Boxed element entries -
※

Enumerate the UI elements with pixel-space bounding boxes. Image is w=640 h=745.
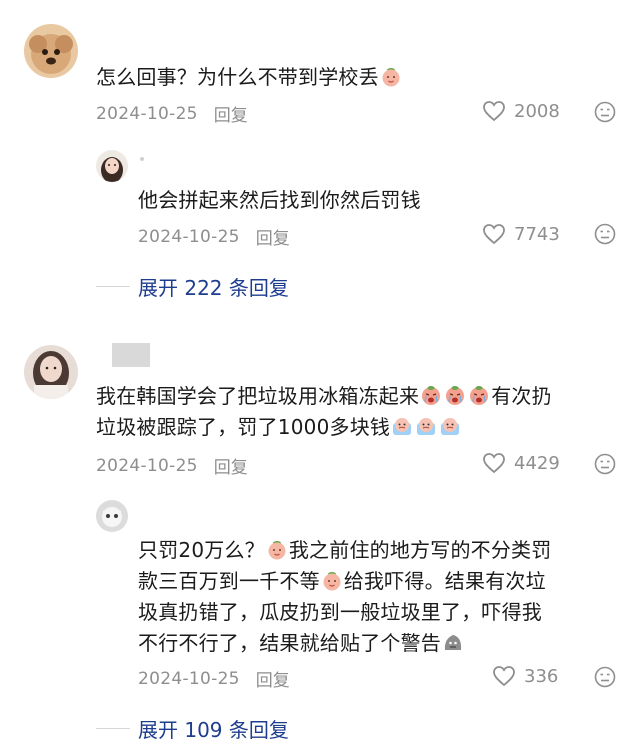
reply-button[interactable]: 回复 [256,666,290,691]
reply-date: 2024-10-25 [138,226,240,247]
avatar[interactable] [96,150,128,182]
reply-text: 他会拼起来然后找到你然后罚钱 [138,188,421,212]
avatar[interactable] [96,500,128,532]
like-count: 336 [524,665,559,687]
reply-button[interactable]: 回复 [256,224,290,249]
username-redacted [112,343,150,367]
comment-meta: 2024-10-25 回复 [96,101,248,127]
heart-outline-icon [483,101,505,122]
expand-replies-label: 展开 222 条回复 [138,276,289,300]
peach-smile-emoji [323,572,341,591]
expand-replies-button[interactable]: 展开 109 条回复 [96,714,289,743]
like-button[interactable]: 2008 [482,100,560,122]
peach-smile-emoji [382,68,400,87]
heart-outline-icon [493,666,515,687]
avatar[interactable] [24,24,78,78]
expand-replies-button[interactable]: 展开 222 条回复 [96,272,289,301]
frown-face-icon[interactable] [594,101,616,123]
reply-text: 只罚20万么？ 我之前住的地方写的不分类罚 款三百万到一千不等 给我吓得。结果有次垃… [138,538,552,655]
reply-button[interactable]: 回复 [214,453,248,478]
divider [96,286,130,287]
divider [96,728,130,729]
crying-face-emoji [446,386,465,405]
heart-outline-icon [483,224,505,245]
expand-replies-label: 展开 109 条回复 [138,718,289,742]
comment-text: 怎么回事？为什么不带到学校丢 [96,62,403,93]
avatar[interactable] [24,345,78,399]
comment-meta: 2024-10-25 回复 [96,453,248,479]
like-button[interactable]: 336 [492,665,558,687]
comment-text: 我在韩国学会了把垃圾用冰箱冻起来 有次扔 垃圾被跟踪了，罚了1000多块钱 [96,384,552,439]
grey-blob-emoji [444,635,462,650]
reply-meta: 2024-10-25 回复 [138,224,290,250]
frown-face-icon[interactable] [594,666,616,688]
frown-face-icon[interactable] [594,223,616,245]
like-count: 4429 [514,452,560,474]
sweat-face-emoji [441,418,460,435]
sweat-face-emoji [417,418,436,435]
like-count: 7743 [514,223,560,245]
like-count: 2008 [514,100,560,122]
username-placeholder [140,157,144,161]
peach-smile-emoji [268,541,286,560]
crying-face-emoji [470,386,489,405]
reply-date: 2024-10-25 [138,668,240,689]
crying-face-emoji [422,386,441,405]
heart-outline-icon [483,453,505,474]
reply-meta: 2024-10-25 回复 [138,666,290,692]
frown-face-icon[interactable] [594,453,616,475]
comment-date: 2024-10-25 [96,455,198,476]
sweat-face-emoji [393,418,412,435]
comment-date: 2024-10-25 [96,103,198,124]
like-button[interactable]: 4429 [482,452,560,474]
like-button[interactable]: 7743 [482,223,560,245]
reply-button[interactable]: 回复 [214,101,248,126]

※

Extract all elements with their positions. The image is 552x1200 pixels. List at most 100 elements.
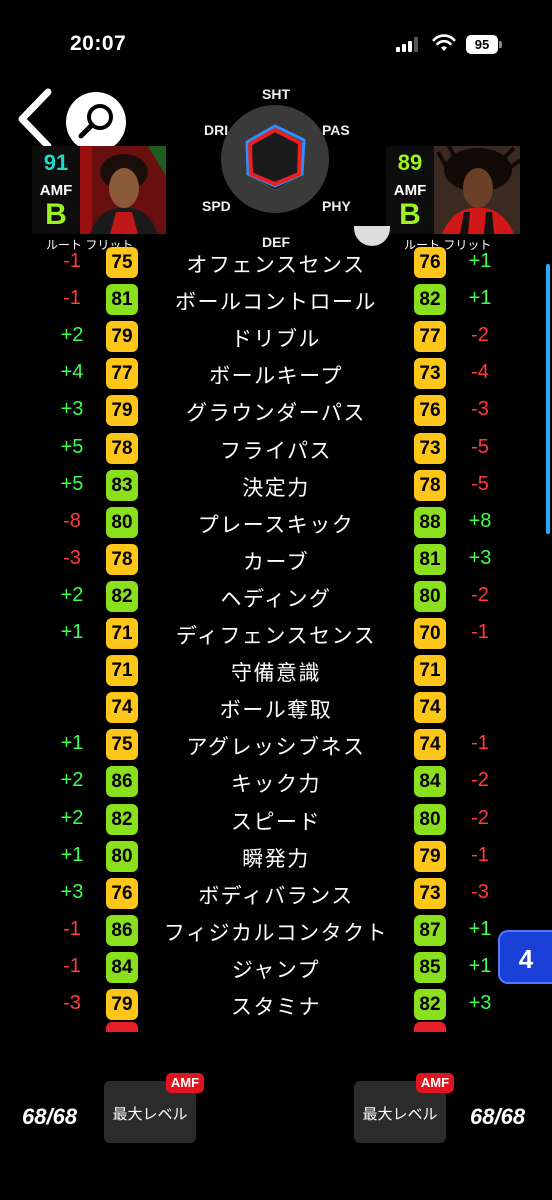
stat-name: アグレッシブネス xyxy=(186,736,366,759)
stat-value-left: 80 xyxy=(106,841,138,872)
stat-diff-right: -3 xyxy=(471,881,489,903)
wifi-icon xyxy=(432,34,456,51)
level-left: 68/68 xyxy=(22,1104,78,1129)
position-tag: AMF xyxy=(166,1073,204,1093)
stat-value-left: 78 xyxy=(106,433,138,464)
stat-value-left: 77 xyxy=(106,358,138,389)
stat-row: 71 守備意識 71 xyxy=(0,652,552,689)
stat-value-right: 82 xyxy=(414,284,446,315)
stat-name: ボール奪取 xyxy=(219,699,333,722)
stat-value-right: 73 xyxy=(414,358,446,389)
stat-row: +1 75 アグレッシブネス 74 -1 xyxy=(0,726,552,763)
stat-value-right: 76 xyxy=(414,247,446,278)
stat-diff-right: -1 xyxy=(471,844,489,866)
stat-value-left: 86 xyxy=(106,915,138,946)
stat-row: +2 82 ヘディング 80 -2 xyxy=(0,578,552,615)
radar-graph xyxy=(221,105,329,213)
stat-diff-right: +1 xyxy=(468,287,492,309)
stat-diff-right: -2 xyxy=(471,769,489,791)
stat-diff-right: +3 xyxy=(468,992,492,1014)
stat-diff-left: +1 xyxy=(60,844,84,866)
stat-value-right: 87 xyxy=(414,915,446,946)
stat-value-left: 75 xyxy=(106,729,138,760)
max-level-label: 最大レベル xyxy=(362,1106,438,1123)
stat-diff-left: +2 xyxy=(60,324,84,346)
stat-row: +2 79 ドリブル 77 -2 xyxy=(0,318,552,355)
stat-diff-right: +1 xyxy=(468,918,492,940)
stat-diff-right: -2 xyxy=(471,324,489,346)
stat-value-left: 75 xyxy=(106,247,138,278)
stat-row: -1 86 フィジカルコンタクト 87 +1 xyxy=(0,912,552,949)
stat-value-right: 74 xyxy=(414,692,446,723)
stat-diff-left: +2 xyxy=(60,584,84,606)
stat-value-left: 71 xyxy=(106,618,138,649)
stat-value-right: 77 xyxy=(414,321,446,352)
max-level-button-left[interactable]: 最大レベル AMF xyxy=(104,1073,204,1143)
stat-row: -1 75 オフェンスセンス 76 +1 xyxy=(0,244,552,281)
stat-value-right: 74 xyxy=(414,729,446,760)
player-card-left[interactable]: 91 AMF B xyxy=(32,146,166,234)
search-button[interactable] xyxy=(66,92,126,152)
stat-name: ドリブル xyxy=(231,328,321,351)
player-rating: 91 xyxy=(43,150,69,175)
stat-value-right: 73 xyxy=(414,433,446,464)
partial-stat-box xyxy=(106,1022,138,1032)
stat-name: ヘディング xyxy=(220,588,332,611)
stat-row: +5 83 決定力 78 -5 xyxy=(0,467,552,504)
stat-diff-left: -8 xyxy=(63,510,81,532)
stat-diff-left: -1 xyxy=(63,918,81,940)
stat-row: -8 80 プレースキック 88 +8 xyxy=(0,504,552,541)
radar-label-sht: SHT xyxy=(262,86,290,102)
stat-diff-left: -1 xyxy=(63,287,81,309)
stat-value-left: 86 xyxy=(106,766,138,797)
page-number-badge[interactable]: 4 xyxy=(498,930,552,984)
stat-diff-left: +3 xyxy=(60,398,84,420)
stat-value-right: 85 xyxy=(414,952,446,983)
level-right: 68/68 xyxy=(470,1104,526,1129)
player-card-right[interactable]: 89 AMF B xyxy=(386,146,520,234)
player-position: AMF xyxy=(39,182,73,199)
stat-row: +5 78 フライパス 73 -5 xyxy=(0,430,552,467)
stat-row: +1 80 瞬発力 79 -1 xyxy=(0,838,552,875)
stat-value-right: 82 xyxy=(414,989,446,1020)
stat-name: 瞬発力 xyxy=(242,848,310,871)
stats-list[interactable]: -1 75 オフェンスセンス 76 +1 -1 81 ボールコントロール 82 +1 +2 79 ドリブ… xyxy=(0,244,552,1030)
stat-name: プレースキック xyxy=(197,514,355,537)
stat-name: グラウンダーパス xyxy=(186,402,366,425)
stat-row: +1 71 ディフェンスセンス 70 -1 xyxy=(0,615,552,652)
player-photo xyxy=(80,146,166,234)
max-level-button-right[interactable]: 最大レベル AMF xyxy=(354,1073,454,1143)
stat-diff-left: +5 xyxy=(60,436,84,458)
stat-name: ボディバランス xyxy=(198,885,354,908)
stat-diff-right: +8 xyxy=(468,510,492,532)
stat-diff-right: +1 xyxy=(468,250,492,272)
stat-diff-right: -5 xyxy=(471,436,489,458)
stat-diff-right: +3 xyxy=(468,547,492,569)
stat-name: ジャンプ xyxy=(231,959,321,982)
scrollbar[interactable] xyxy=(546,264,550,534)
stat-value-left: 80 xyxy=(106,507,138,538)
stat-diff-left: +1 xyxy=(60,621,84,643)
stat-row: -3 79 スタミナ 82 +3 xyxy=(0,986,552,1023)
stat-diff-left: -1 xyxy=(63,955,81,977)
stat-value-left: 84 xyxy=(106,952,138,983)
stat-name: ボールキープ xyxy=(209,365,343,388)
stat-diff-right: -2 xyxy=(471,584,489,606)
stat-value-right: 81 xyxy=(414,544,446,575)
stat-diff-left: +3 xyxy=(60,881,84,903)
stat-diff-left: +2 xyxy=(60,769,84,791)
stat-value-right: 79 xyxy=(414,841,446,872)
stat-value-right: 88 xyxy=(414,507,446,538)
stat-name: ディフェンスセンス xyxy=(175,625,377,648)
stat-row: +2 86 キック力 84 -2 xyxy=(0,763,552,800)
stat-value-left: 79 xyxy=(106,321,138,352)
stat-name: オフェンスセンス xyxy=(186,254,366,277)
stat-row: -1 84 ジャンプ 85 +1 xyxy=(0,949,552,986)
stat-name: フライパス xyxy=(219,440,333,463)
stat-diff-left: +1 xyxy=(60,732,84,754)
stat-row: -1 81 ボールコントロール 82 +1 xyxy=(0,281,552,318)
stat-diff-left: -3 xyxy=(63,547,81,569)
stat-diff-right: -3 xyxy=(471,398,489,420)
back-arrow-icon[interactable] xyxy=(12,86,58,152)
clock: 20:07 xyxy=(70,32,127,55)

※

Challenge -
Copy the lines from the line with "stat-name: アグレッシブネス xyxy=(186,736,366,759)" to the line with "stat-row: 71 守備意識 71 xyxy=(0,652,552,689)" verbatim, both included.

Answer to this task -
stat-name: アグレッシブネス xyxy=(186,736,366,759)
stat-value-left: 80 xyxy=(106,841,138,872)
stat-diff-right: -3 xyxy=(471,881,489,903)
wifi-icon xyxy=(432,34,456,51)
level-left: 68/68 xyxy=(22,1104,78,1129)
position-tag: AMF xyxy=(166,1073,204,1093)
stat-value-left: 78 xyxy=(106,433,138,464)
stat-value-left: 77 xyxy=(106,358,138,389)
stat-row: 71 守備意識 71 xyxy=(0,652,552,689)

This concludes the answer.